Task prompt — Convert every line of the rows below into a Markdown table with two columns, No. for the line number and Line for the text. Omit blank lines, and leave the pictures out of the answer.

Listed entries —
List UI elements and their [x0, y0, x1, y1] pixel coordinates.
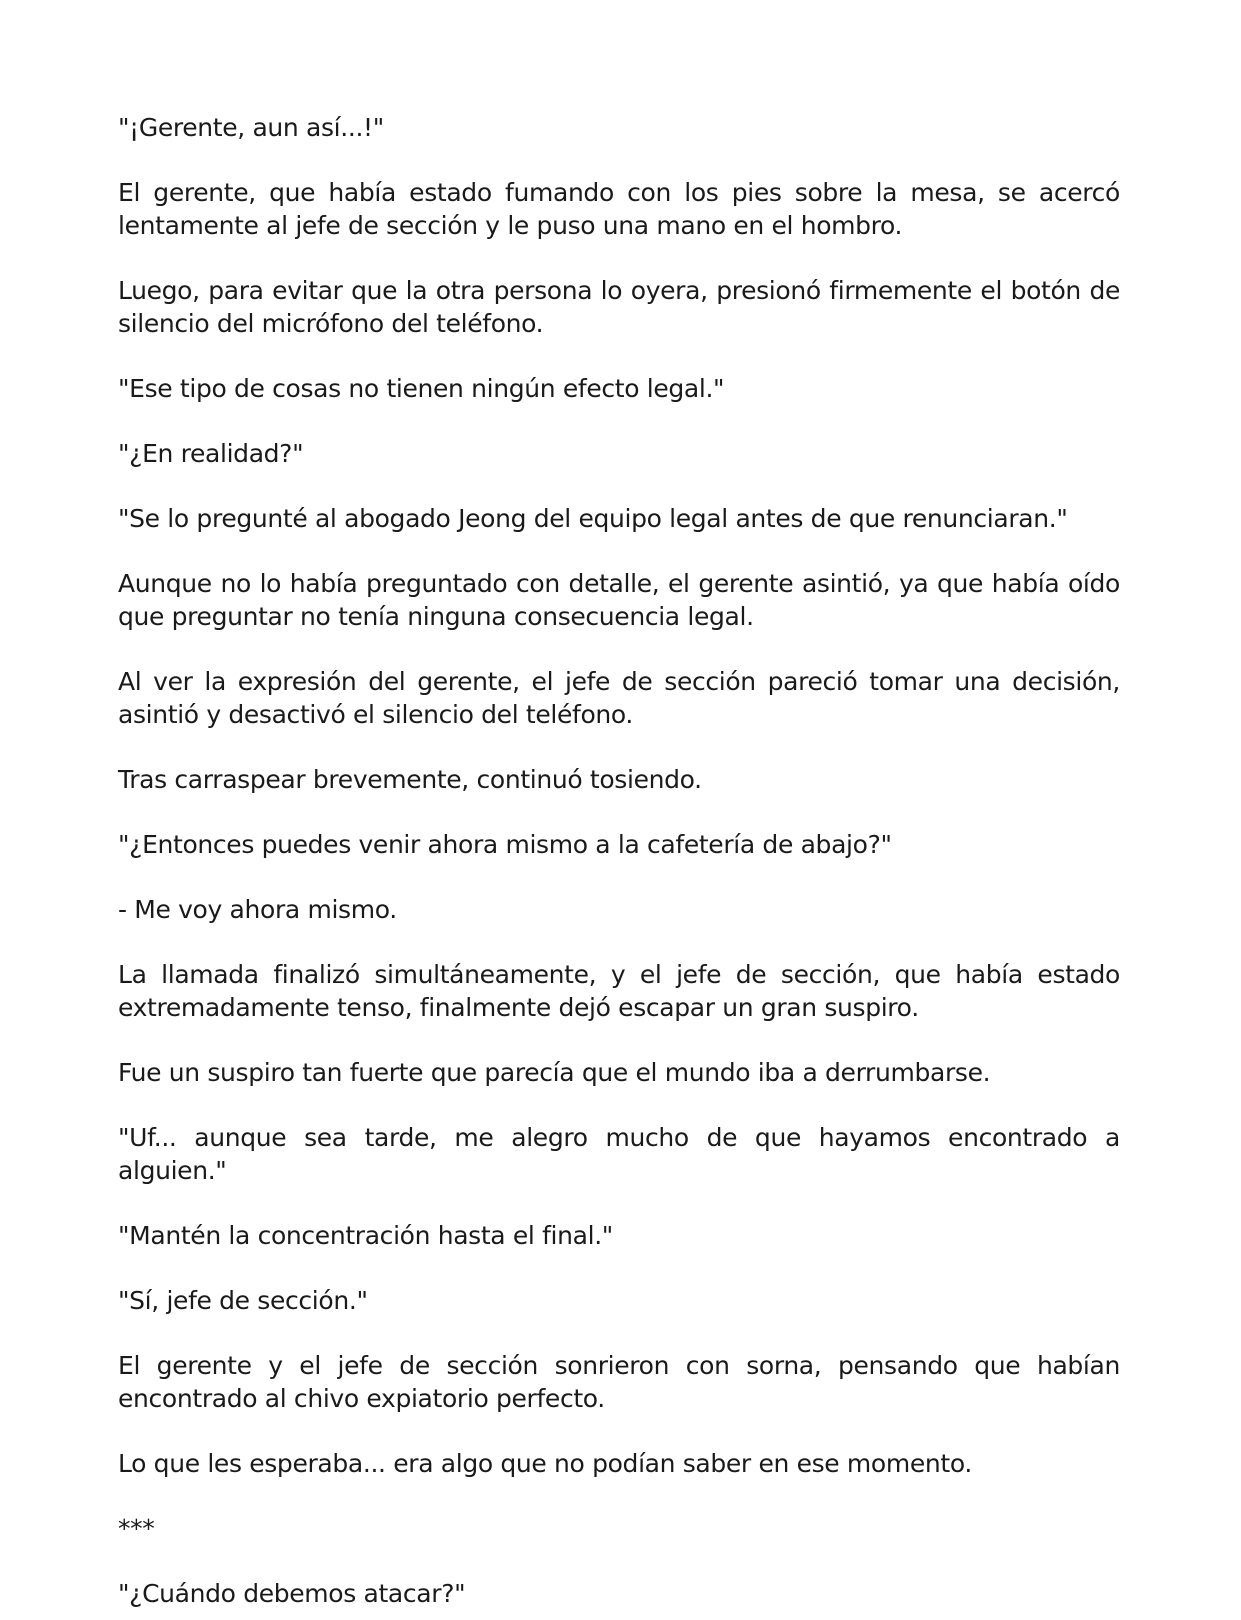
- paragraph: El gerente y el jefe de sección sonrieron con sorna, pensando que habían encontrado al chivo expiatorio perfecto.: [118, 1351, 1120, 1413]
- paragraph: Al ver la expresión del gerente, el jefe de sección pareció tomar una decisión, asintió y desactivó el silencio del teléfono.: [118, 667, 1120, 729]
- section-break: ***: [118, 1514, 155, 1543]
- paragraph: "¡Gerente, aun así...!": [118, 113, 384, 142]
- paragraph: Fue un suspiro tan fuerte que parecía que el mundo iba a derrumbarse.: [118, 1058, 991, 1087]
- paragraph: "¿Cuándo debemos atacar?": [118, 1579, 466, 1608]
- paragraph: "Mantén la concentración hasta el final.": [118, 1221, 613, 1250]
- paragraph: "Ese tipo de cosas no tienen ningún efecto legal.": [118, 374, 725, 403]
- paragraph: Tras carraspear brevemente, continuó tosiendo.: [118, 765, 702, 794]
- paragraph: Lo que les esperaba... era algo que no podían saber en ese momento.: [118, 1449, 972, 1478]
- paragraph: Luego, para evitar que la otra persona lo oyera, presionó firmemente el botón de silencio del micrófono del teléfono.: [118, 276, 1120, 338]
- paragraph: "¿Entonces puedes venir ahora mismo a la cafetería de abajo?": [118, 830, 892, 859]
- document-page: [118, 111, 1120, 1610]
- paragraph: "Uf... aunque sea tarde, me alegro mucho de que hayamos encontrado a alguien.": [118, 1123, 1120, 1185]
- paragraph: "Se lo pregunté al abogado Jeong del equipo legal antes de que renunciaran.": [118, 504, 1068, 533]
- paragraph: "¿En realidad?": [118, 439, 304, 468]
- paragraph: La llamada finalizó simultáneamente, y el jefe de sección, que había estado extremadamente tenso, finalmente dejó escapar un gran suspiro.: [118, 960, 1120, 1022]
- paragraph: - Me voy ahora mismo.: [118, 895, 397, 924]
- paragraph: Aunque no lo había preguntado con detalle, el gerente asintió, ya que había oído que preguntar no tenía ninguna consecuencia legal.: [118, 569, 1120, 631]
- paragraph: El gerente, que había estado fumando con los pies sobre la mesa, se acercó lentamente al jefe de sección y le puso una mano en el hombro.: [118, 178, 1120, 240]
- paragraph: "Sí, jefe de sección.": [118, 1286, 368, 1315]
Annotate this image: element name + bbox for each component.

Task result —
| No. | Line |
|---|---|
| 1 | List UI elements and their [x0, y0, x1, y1] pixel coordinates. |
| 2 | - paragraph: El gerente y el jefe de sección sonrieron con sorna, pensando que habían encontrado al chivo expiatorio perfecto.: [118, 1351, 1120, 1413] |
| 3 | - paragraph: Al ver la expresión del gerente, el jefe de sección pareció tomar una decisión, asintió y desactivó el silencio del teléfono.: [118, 667, 1120, 729] |
| 4 | - section-break: ***: [118, 1514, 155, 1543] |
| 5 | - paragraph: "¡Gerente, aun así...!": [118, 113, 384, 142] |
| 6 | - paragraph: Fue un suspiro tan fuerte que parecía que el mundo iba a derrumbarse.: [118, 1058, 991, 1087] |
| 7 | - paragraph: "¿Cuándo debemos atacar?": [118, 1579, 466, 1608] |
| 8 | - paragraph: "Mantén la concentración hasta el final.": [118, 1221, 613, 1250] |
| 9 | - paragraph: "Ese tipo de cosas no tienen ningún efecto legal.": [118, 374, 725, 403] |
| 10 | - paragraph: Tras carraspear brevemente, continuó tosiendo.: [118, 765, 702, 794] |
| 11 | - paragraph: Lo que les esperaba... era algo que no podían saber en ese momento.: [118, 1449, 972, 1478] |
| 12 | - paragraph: Luego, para evitar que la otra persona lo oyera, presionó firmemente el botón de silencio del micrófono del teléfono.: [118, 276, 1120, 338] |
| 13 | - paragraph: "¿Entonces puedes venir ahora mismo a la cafetería de abajo?": [118, 830, 892, 859] |
| 14 | - document-page: [118, 111, 1120, 1610] |
| 15 | - paragraph: "Uf... aunque sea tarde, me alegro mucho de que hayamos encontrado a alguien.": [118, 1123, 1120, 1185] |
| 16 | - paragraph: "Se lo pregunté al abogado Jeong del equipo legal antes de que renunciaran.": [118, 504, 1068, 533] |
| 17 | - paragraph: "¿En realidad?": [118, 439, 304, 468] |
| 18 | - paragraph: La llamada finalizó simultáneamente, y el jefe de sección, que había estado extremadamente tenso, finalmente dejó escapar un gran suspiro.: [118, 960, 1120, 1022] |
| 19 | - paragraph: - Me voy ahora mismo.: [118, 895, 397, 924] |
| 20 | - paragraph: Aunque no lo había preguntado con detalle, el gerente asintió, ya que había oído que preguntar no tenía ninguna consecuencia legal.: [118, 569, 1120, 631] |
| 21 | - paragraph: El gerente, que había estado fumando con los pies sobre la mesa, se acercó lentamente al jefe de sección y le puso una mano en el hombro.: [118, 178, 1120, 240] |
| 22 | - paragraph: "Sí, jefe de sección.": [118, 1286, 368, 1315] |
| 23 | Annotate this image: element name + bbox for each component. |